THE EXERCISE: Which lines hold the word "DEUTSCHES"? Copy each of them from the material.
- - -
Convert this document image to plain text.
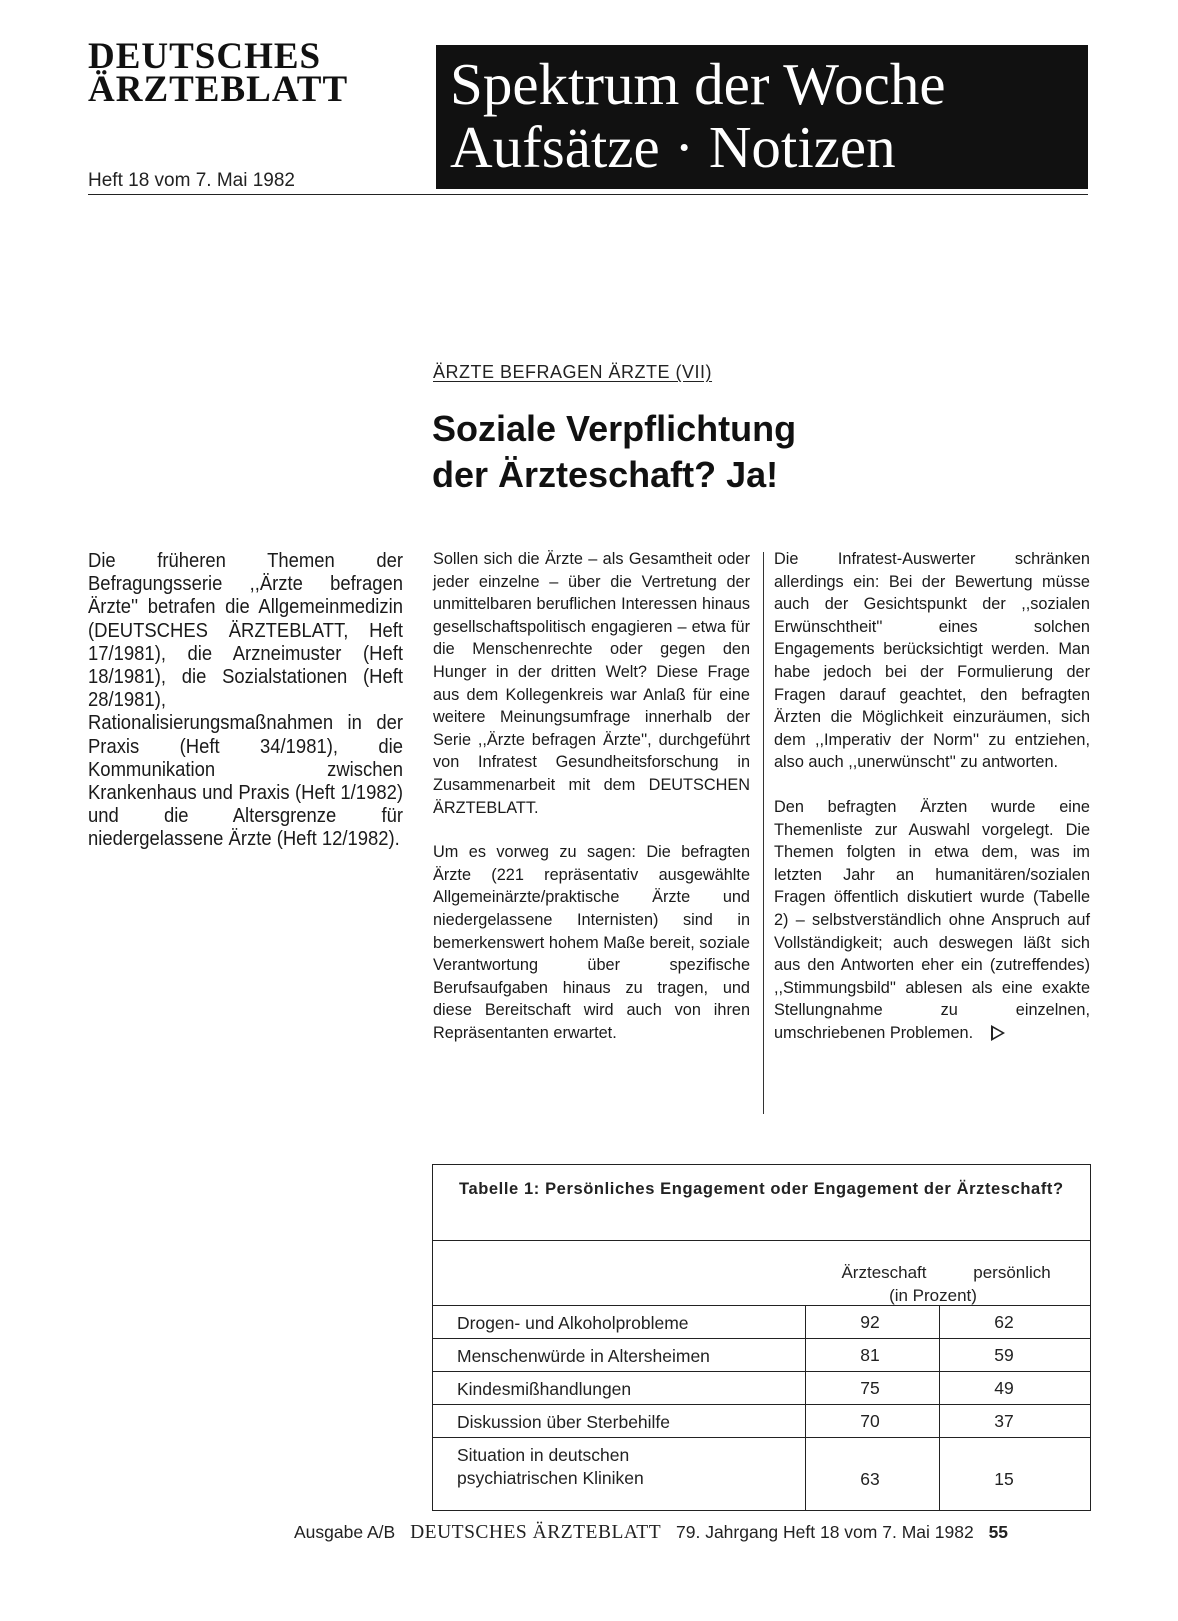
DEUTSCHES
ÄRZTEBLATT
Heft 18 vom 7. Mai 1982
Spektrum der Woche
Aufsätze · Notizen
ÄRZTE BEFRAGEN ÄRZTE (VII)
Soziale Verpflichtung
der Ärzteschaft? Ja!
Die früheren Themen der Befragungsserie ,,Ärzte befragen Ärzte'' betrafen die Allgemeinmedizin (DEUTSCHES ÄRZTEBLATT, Heft 17/1981), die Arzneimuster (Heft 18/1981), die Sozialstationen (Heft 28/1981), Rationalisierungsmaßnahmen in der Praxis (Heft 34/1981), die Kommunikation zwischen Krankenhaus und Praxis (Heft 1/1982) und die Altersgrenze für niedergelassene Ärzte (Heft 12/1982).

Sollen sich die Ärzte – als Gesamtheit oder jeder einzelne – über die Vertretung der unmittelbaren beruflichen Interessen hinaus gesellschaftspolitisch engagieren – etwa für die Menschenrechte oder gegen den Hunger in der dritten Welt? Diese Frage aus dem Kollegenkreis war Anlaß für eine weitere Meinungsumfrage innerhalb der Serie ,,Ärzte befragen Ärzte'', durchgeführt von Infratest Gesundheitsforschung in Zusammenarbeit mit dem DEUTSCHEN ÄRZTEBLATT.

Um es vorweg zu sagen: Die befragten Ärzte (221 repräsentativ ausgewählte Allgemeinärzte/praktische Ärzte und niedergelassene Internisten) sind in bemerkenswert hohem Maße bereit, soziale Verantwortung über spezifische Berufsaufgaben hinaus zu tragen, und diese Bereitschaft wird auch von ihren Repräsentanten erwartet.

Die Infratest-Auswerter schränken allerdings ein: Bei der Bewertung müsse auch der Gesichtspunkt der ,,sozialen Erwünschtheit'' eines solchen Engagements berücksichtigt werden. Man habe jedoch bei der Formulierung der Fragen darauf geachtet, den befragten Ärzten die Möglichkeit einzuräumen, sich dem ,,Imperativ der Norm'' zu entziehen, also auch ,,unerwünscht'' zu antworten.

Den befragten Ärzten wurde eine Themenliste zur Auswahl vorgelegt. Die Themen folgten in etwa dem, was im letzten Jahr an humanitären/sozialen Fragen öffentlich diskutiert wurde (Tabelle 2) – selbstverständlich ohne Anspruch auf Vollständigkeit; auch deswegen läßt sich aus den Antworten eher ein (zutreffendes) ,,Stimmungsbild'' ablesen als eine exakte Stellungnahme zu einzelnen, umschriebenen Problemen.

Tabelle 1: Persönliches Engagement oder Engagement der Ärzteschaft?
Ärzteschaft	persönlich
(in Prozent)
Drogen- und Alkoholprobleme	92	62
Menschenwürde in Altersheimen	81	59
Kindesmißhandlungen	75	49
Diskussion über Sterbehilfe	70	37
Situation in deutschen
psychiatrischen Kliniken	63	15
Ausgabe A/B DEUTSCHES ÄRZTEBLATT 79. Jahrgang Heft 18 vom 7. Mai 1982 55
- - -
TASK RESPONSE:
DEUTSCHES
Die früheren Themen der Befragungsserie ,,Ärzte befragen Ärzte'' betrafen die Allgemeinmedizin (DEUTSCHES ÄRZTEBLATT, Heft 17/1981), die Arzneimuster (Heft 18/1981), die Sozialstationen (Heft 28/1981), Rationalisierungsmaßnahmen in der Praxis (Heft 34/1981), die Kommunikation zwischen Krankenhaus und Praxis (Heft 1/1982) und die Altersgrenze für niedergelassene Ärzte (Heft 12/1982).
Ausgabe A/B DEUTSCHES ÄRZTEBLATT 79. Jahrgang Heft 18 vom 7. Mai 1982 55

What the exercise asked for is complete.